**Task to complete**
Each of the entries should be retyped precisely as it appears.

— START OF Raw data —

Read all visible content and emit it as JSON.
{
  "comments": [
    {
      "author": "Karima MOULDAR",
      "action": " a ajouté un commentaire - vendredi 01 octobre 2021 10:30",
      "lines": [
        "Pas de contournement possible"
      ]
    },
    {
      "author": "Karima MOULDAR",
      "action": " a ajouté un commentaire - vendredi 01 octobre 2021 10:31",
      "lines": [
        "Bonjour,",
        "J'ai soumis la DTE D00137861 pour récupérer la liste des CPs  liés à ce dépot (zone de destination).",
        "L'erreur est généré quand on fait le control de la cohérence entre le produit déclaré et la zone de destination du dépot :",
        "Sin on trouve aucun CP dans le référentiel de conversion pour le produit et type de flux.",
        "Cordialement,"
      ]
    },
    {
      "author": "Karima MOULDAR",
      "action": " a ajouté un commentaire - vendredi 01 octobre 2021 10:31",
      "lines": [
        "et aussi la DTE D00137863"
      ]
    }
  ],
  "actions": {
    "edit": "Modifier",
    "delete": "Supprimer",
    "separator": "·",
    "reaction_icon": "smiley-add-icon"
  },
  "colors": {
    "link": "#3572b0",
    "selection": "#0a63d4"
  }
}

— END OF Raw data —

**Exercise result**
Read all visible content and emit it as JSON.
{
  "comments": [
    {
      "author": "Karima MOULDAR",
      "action": " a ajouté un commentaire - vendredi 01 octobre 2021 10:30",
      "lines": [
        "Pas de contournement possible"
      ]
    },
    {
      "author": "Karima MOULDAR",
      "action": " a ajouté un commentaire - vendredi 01 octobre 2021 10:31",
      "lines": [
        "Bonjour,",
        "J'ai soumis la DTE D00137861 pour récupérer la liste des CPs  liés à ce dépot (zone de destination).",
        "L'erreur est généré quand on fait le control de la cohérence entre le produit déclaré et la zone de destination du dépot :",
        "Sin on trouve aucun CP dans le référentiel de conversion pour le produit et type de flux.",
        "Cordialement,"
      ]
    },
    {
      "author": "Karima MOULDAR",
      "action": " a ajouté un commentaire - vendredi 01 octobre 2021 10:31",
      "lines": [
        "et aussi la DTE D00137863"
      ]
    }
  ],
  "actions": {
    "edit": "Modifier",
    "delete": "Supprimer",
    "separator": "·",
    "reaction_icon": "smiley-add-icon"
  },
  "colors": {
    "link": "#3572b0",
    "selection": "#0a63d4"
  }
}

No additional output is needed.